| Request |
Collect all lines from the listing that include the string "question".

Data tied to figure images
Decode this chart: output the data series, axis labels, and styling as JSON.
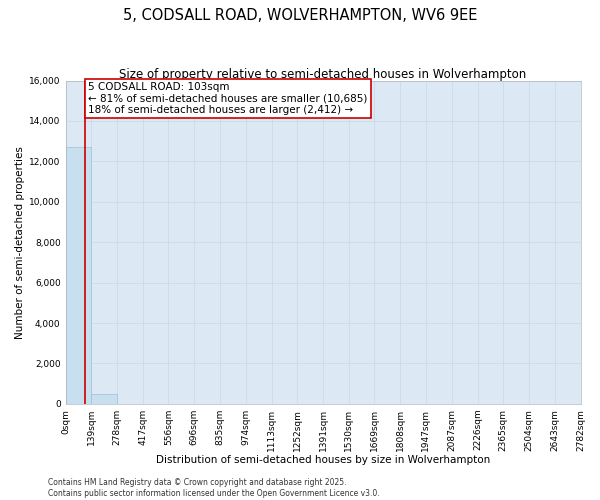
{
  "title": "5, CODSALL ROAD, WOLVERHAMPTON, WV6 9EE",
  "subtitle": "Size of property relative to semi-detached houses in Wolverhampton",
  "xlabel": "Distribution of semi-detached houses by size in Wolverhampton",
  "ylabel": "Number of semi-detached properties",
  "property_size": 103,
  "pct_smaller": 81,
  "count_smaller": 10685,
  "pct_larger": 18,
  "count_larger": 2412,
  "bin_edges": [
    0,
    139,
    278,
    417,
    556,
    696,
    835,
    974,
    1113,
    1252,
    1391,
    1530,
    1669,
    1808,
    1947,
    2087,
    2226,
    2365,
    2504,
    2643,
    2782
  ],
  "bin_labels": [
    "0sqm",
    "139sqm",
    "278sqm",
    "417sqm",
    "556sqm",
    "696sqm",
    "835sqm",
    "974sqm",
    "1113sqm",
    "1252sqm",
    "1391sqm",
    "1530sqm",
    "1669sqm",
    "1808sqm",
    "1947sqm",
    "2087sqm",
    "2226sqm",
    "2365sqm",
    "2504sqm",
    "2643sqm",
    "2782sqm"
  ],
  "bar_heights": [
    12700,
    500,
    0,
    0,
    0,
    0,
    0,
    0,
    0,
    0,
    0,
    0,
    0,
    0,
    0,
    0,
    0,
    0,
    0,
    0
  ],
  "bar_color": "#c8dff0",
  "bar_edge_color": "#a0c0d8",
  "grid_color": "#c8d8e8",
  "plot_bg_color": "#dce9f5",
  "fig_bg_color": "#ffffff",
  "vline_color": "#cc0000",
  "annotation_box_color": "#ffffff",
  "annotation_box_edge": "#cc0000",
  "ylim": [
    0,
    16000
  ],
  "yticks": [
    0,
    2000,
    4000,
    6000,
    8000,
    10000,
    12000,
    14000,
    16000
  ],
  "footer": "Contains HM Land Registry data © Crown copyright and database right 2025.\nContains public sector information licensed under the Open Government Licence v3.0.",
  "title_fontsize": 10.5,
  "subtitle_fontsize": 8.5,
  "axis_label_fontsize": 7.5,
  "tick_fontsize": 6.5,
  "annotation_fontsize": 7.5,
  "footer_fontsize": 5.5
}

...

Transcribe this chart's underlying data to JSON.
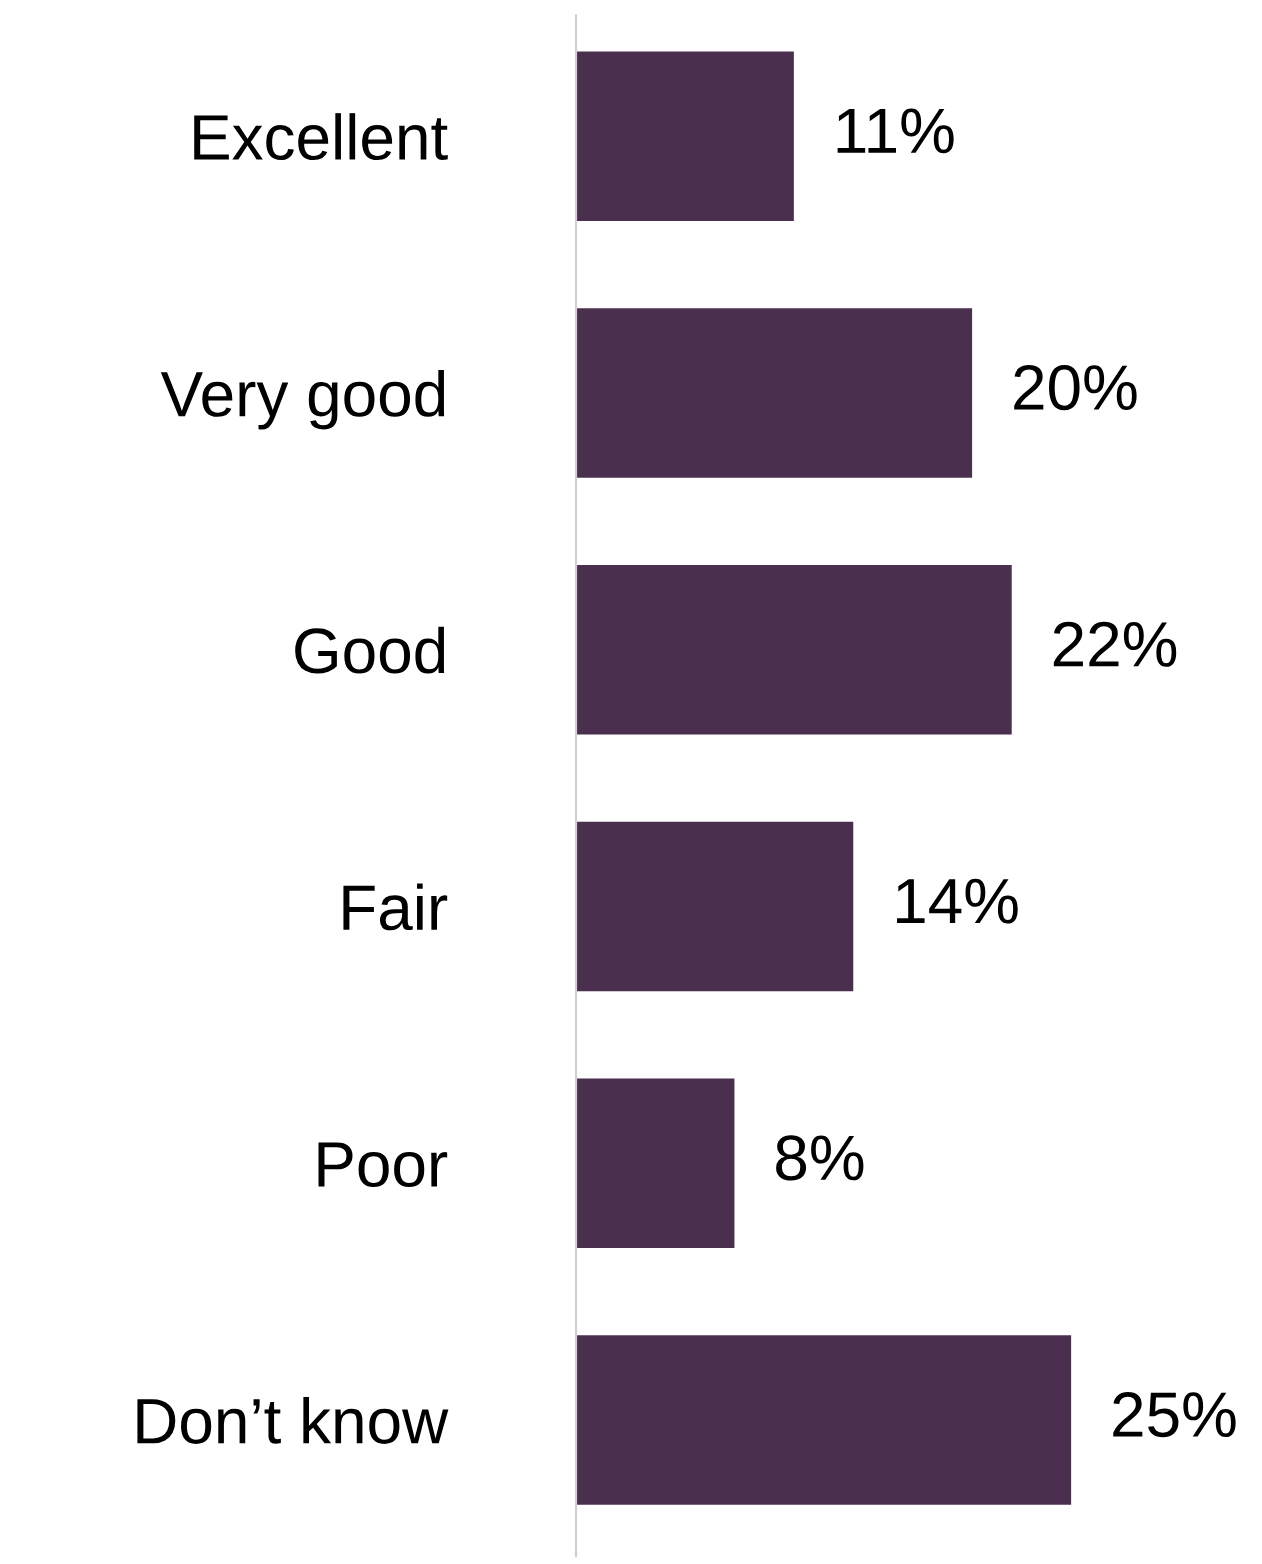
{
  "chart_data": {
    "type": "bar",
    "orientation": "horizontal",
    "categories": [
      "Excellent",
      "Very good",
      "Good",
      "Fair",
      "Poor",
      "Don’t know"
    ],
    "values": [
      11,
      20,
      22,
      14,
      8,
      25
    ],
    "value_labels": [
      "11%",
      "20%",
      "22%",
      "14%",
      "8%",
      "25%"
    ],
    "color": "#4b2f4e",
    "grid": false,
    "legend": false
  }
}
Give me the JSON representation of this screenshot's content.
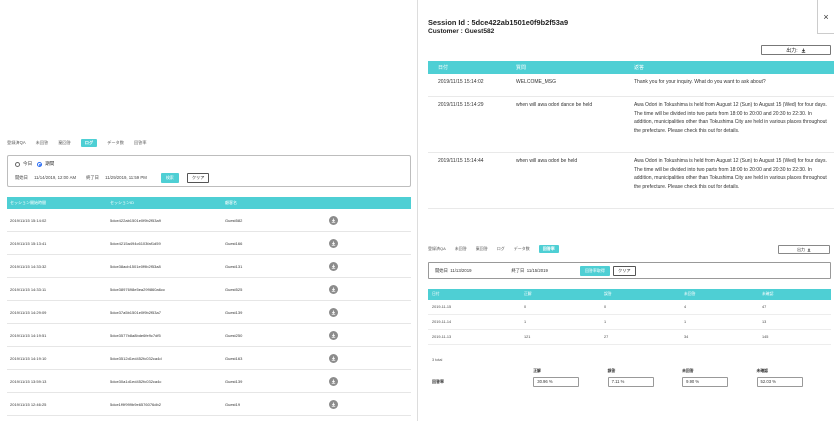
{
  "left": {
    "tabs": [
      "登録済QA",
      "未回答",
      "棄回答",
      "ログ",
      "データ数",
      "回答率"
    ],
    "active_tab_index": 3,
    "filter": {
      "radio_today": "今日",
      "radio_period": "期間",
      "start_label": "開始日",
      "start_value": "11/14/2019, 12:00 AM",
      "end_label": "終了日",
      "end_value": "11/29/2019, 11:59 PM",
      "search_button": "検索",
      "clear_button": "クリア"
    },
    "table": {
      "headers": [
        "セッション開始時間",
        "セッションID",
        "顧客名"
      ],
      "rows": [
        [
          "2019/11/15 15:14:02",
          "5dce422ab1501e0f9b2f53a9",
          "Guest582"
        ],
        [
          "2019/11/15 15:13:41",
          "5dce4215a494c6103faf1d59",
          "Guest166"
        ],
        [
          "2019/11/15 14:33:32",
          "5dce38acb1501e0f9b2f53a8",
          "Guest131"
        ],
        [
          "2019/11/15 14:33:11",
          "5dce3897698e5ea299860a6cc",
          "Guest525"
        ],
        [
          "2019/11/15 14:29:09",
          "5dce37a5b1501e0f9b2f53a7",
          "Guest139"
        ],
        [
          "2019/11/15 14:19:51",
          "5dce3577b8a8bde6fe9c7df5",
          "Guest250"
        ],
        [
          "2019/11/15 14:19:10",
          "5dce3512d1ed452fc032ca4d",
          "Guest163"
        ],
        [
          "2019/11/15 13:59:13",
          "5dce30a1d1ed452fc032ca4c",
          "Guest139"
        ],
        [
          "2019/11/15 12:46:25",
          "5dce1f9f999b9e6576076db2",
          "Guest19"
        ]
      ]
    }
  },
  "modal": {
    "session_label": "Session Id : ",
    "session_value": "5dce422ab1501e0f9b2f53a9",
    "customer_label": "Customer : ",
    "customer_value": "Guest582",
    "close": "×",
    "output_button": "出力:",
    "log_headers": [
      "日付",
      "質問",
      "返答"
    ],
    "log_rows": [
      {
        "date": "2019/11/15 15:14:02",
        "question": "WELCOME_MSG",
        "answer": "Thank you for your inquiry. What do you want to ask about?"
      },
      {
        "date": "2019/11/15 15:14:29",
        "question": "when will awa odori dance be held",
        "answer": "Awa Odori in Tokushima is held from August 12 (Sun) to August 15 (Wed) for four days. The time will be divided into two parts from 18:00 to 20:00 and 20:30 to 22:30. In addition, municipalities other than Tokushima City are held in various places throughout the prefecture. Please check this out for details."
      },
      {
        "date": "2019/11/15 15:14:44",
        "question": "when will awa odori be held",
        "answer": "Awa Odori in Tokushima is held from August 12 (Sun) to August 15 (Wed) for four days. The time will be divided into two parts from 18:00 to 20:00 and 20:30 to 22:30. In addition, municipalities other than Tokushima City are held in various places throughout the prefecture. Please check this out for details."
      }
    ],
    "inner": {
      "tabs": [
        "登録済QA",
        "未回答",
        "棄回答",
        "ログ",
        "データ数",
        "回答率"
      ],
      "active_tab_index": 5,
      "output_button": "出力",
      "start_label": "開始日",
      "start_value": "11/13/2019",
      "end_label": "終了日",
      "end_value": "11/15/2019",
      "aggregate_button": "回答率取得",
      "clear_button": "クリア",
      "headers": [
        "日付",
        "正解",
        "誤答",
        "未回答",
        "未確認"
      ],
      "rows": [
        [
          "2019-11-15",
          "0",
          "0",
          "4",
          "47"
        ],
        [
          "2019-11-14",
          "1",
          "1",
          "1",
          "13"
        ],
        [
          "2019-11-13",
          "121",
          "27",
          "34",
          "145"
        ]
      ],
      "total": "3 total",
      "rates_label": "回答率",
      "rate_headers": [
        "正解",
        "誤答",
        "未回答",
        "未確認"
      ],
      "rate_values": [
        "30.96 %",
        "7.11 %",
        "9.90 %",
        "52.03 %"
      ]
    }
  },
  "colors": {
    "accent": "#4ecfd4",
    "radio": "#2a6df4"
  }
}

| Exercise solution |
        "question": "WELCOME_MSG",
        "question": "when will awa odori dance be held",
        "question": "when will awa odori be held",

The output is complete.